*What you are asked to do*
Write out again only the lines between the one with "Output a JSON" and the end of the records below, both ends counted, and don't include the pictures.

*Task material*
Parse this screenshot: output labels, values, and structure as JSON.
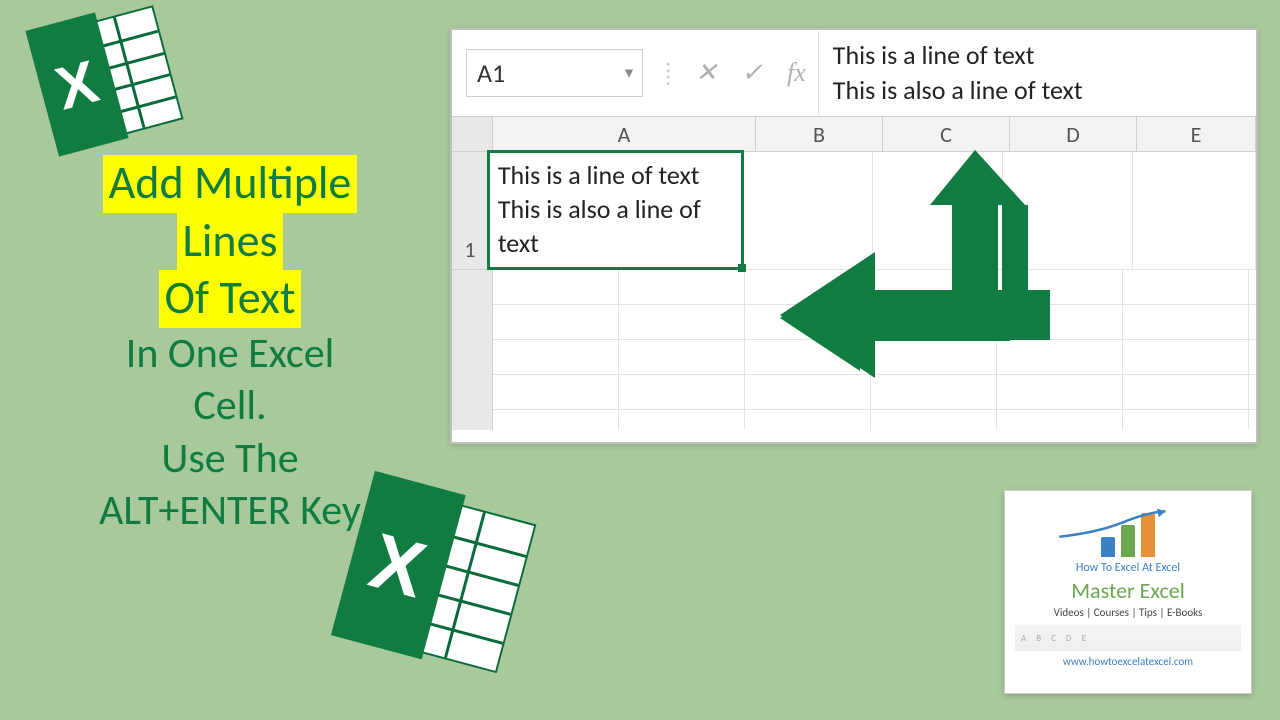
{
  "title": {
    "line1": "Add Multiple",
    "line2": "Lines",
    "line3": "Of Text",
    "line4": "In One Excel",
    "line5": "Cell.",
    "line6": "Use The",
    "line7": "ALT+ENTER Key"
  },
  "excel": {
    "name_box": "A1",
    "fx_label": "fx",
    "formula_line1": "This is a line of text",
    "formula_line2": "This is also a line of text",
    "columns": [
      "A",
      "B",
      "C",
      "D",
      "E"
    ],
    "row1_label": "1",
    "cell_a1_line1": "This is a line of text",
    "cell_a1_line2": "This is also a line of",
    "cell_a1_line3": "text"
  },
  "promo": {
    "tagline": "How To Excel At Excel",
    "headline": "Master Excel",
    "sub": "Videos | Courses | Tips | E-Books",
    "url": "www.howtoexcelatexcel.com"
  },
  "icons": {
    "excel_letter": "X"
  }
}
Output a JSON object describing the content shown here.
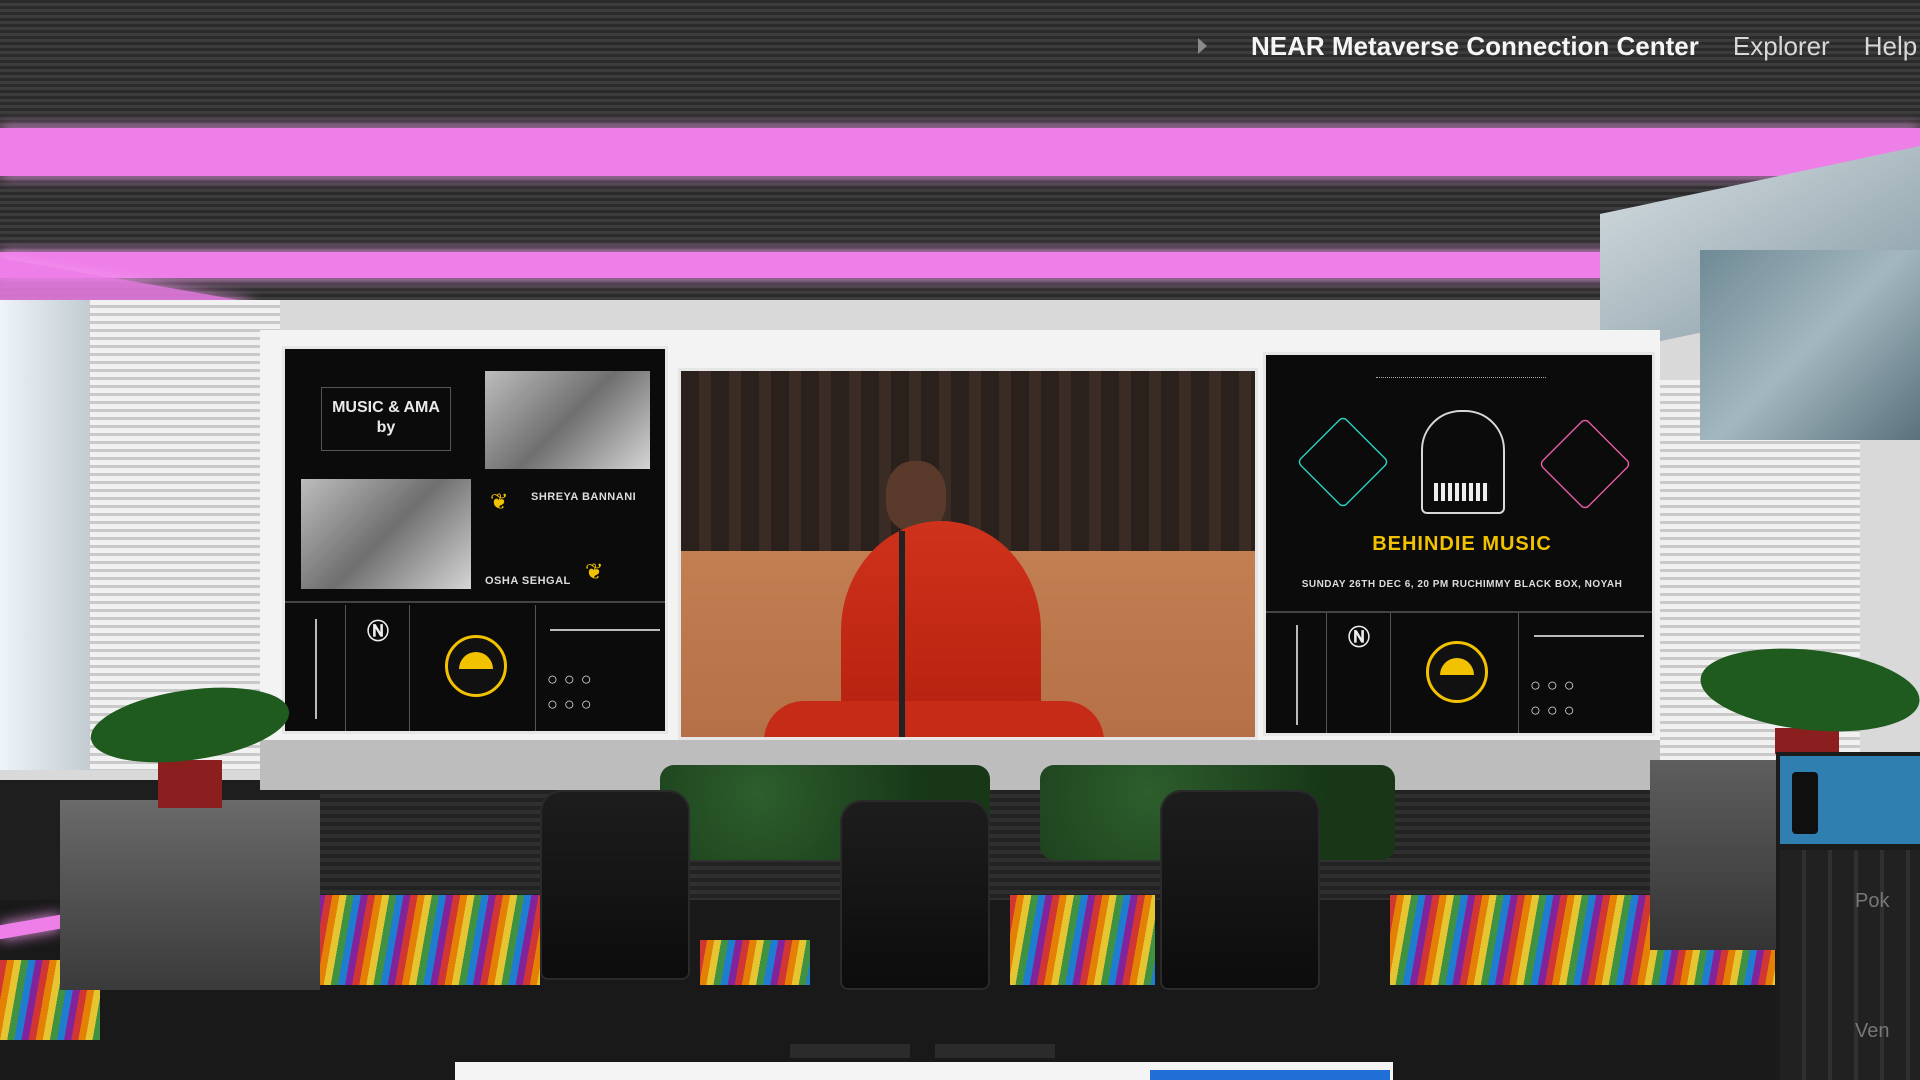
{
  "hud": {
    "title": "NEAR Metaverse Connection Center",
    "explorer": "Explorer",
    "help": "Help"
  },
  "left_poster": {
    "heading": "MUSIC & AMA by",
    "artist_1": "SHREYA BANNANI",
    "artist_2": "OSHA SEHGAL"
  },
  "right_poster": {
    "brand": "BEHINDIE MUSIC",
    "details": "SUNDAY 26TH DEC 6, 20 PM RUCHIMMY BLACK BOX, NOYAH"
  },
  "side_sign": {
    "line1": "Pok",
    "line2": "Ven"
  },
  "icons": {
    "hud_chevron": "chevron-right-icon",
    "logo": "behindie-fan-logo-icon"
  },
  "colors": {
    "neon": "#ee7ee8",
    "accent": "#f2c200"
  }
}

*Result of this exercise*
Output a JSON object describing the content shown here.
{
  "hud": {
    "title": "NEAR Metaverse Connection Center",
    "explorer": "Explorer",
    "help": "Help"
  },
  "left_poster": {
    "heading": "MUSIC & AMA by",
    "artist_1": "SHREYA BANNANI",
    "artist_2": "OSHA SEHGAL"
  },
  "right_poster": {
    "brand": "BEHINDIE MUSIC",
    "details": "SUNDAY 26TH DEC 6, 20 PM RUCHIMMY BLACK BOX, NOYAH"
  },
  "side_sign": {
    "line1": "Pok",
    "line2": "Ven"
  },
  "icons": {
    "hud_chevron": "chevron-right-icon",
    "logo": "behindie-fan-logo-icon"
  },
  "colors": {
    "neon": "#ee7ee8",
    "accent": "#f2c200"
  }
}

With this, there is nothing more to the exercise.